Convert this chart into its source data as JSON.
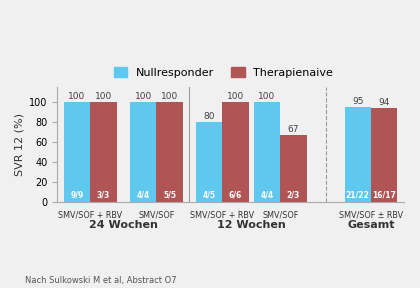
{
  "groups": [
    {
      "nullresp": 100,
      "therapie": 100,
      "nullresp_frac": "9/9",
      "therapie_frac": "3/3",
      "xlabel": "SMV/SOF + RBV"
    },
    {
      "nullresp": 100,
      "therapie": 100,
      "nullresp_frac": "4/4",
      "therapie_frac": "5/5",
      "xlabel": "SMV/SOF"
    },
    {
      "nullresp": 80,
      "therapie": 100,
      "nullresp_frac": "4/5",
      "therapie_frac": "6/6",
      "xlabel": "SMV/SOF + RBV"
    },
    {
      "nullresp": 100,
      "therapie": 67,
      "nullresp_frac": "4/4",
      "therapie_frac": "2/3",
      "xlabel": "SMV/SOF"
    },
    {
      "nullresp": 95,
      "therapie": 94,
      "nullresp_frac": "21/22",
      "therapie_frac": "16/17",
      "xlabel": "SMV/SOF ± RBV"
    }
  ],
  "section_labels": [
    "24 Wochen",
    "12 Wochen",
    "Gesamt"
  ],
  "section_centers": [
    0.8,
    2.35,
    3.8
  ],
  "positions": [
    0.4,
    1.2,
    2.0,
    2.7,
    3.8
  ],
  "color_null": "#5ec8ef",
  "color_therapie": "#b05555",
  "ylabel": "SVR 12 (%)",
  "legend_null": "Nullresponder",
  "legend_therapie": "Therapienaive",
  "footnote": "Nach Sulkowski M et al, Abstract O7",
  "bar_width": 0.32,
  "bg_color": "#f0f0f0",
  "vline_color": "#999999",
  "vline_between_24_12": 1.6,
  "vline_gesamt": 3.25
}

*****

# [Directions for this task]
Ignore the images and quote every line of the listing exactly.

# [Solution for this task]
Convert this chart into its source data as JSON.
{
  "groups": [
    {
      "nullresp": 100,
      "therapie": 100,
      "nullresp_frac": "9/9",
      "therapie_frac": "3/3",
      "xlabel": "SMV/SOF + RBV"
    },
    {
      "nullresp": 100,
      "therapie": 100,
      "nullresp_frac": "4/4",
      "therapie_frac": "5/5",
      "xlabel": "SMV/SOF"
    },
    {
      "nullresp": 80,
      "therapie": 100,
      "nullresp_frac": "4/5",
      "therapie_frac": "6/6",
      "xlabel": "SMV/SOF + RBV"
    },
    {
      "nullresp": 100,
      "therapie": 67,
      "nullresp_frac": "4/4",
      "therapie_frac": "2/3",
      "xlabel": "SMV/SOF"
    },
    {
      "nullresp": 95,
      "therapie": 94,
      "nullresp_frac": "21/22",
      "therapie_frac": "16/17",
      "xlabel": "SMV/SOF ± RBV"
    }
  ],
  "section_labels": [
    "24 Wochen",
    "12 Wochen",
    "Gesamt"
  ],
  "section_centers": [
    0.8,
    2.35,
    3.8
  ],
  "positions": [
    0.4,
    1.2,
    2.0,
    2.7,
    3.8
  ],
  "color_null": "#5ec8ef",
  "color_therapie": "#b05555",
  "ylabel": "SVR 12 (%)",
  "legend_null": "Nullresponder",
  "legend_therapie": "Therapienaive",
  "footnote": "Nach Sulkowski M et al, Abstract O7",
  "bar_width": 0.32,
  "bg_color": "#f0f0f0",
  "vline_color": "#999999",
  "vline_between_24_12": 1.6,
  "vline_gesamt": 3.25
}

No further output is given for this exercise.